Your instructions –
Look through the records below, and copy out every line that holds the string "screenshot".

══ Data entries

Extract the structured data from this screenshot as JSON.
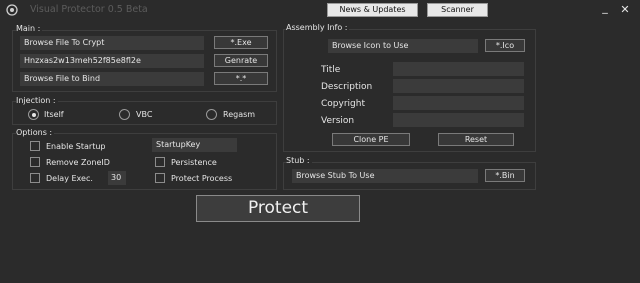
{
  "window": {
    "title": "Visual Protector 0.5 Beta",
    "news_button": "News & Updates",
    "scanner_button": "Scanner",
    "minimize": "_",
    "close": "✕"
  },
  "main": {
    "label": "Main :",
    "browse_crypt": "Browse File To Crypt",
    "exe_button": "*.Exe",
    "key_value": "Hnzxas2w13meh52f85e8fl2e",
    "generate_button": "Genrate",
    "browse_bind": "Browse File to Bind",
    "bind_button": "*.*"
  },
  "injection": {
    "label": "Injection :",
    "options": [
      "Itself",
      "VBC",
      "Regasm"
    ],
    "selected": "Itself"
  },
  "options": {
    "label": "Options :",
    "enable_startup": "Enable Startup",
    "startup_key": "StartupKey",
    "remove_zone_id": "Remove ZoneID",
    "persistence": "Persistence",
    "delay_exec": "Delay Exec.",
    "delay_value": "30",
    "protect_process": "Protect Process"
  },
  "assembly": {
    "label": "Assembly Info :",
    "browse_icon": "Browse Icon to Use",
    "ico_button": "*.Ico",
    "fields": [
      "Title",
      "Description",
      "Copyright",
      "Version"
    ],
    "clone_button": "Clone PE",
    "reset_button": "Reset"
  },
  "stub": {
    "label": "Stub :",
    "browse_stub": "Browse Stub To Use",
    "bin_button": "*.Bin"
  },
  "protect_button": "Protect"
}
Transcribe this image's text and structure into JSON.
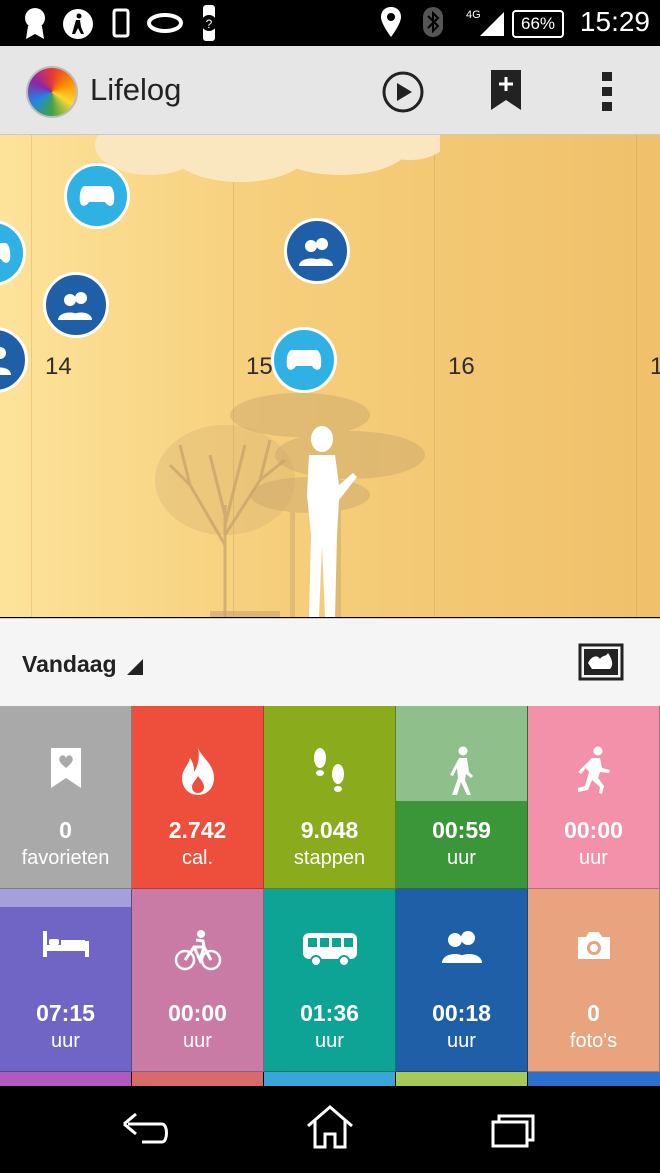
{
  "status_bar": {
    "time": "15:29",
    "battery": "66%",
    "network": "4G"
  },
  "app_bar": {
    "title": "Lifelog",
    "play_icon": "play-icon",
    "bookmark_icon": "bookmark-add-icon",
    "menu_icon": "overflow-menu-icon"
  },
  "timeline": {
    "hours": [
      "14",
      "15",
      "16",
      "1"
    ]
  },
  "day_bar": {
    "label": "Vandaag",
    "map_icon": "map-icon"
  },
  "tiles": [
    {
      "value": "0",
      "unit": "favorieten",
      "icon": "bookmark-heart-icon",
      "color": "#a9a9a9"
    },
    {
      "value": "2.742",
      "unit": "cal.",
      "icon": "flame-icon",
      "color": "#ed4f3c"
    },
    {
      "value": "9.048",
      "unit": "stappen",
      "icon": "footsteps-icon",
      "color": "#8aab1c"
    },
    {
      "value": "00:59",
      "unit": "uur",
      "icon": "walking-icon",
      "color": "#3a9639",
      "top_color": "#8fc08c",
      "fill": 0.48
    },
    {
      "value": "00:00",
      "unit": "uur",
      "icon": "running-icon",
      "color": "#f391aa"
    },
    {
      "value": "07:15",
      "unit": "uur",
      "icon": "bed-icon",
      "color": "#7064c4",
      "top_color": "#a59fdc",
      "fill": 0.9
    },
    {
      "value": "00:00",
      "unit": "uur",
      "icon": "bicycle-icon",
      "color": "#c97aa5"
    },
    {
      "value": "01:36",
      "unit": "uur",
      "icon": "bus-icon",
      "color": "#0ea495"
    },
    {
      "value": "00:18",
      "unit": "uur",
      "icon": "people-icon",
      "color": "#1f5fa8"
    },
    {
      "value": "0",
      "unit": "foto's",
      "icon": "camera-icon",
      "color": "#e9a37e"
    }
  ]
}
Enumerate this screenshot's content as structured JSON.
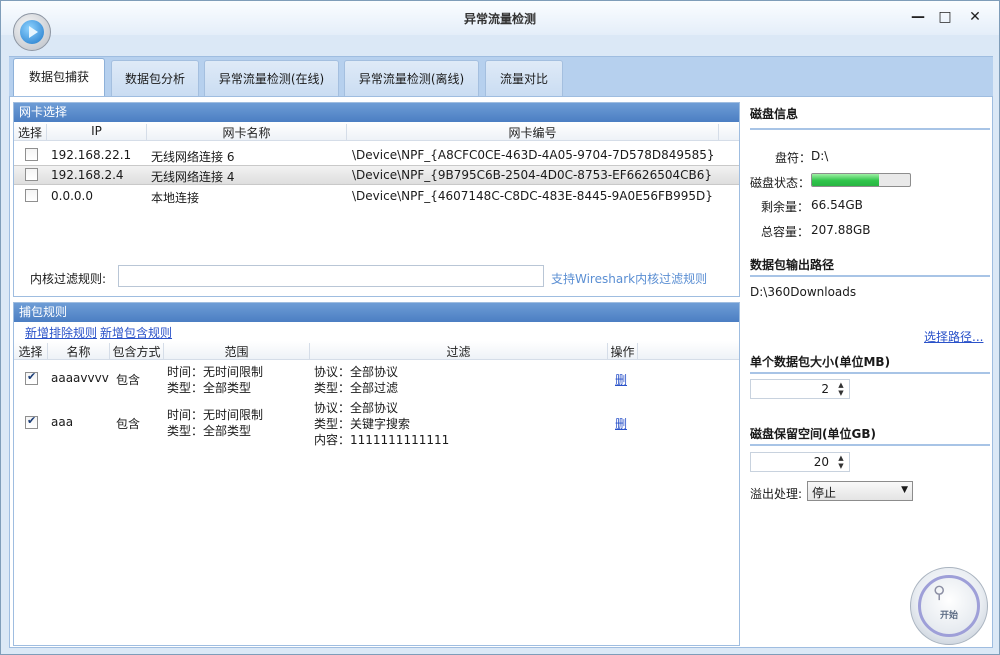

════

Task output –
Extract the structured data from this screenshot as JSON.
Enumerate this screenshot's content as structured JSON.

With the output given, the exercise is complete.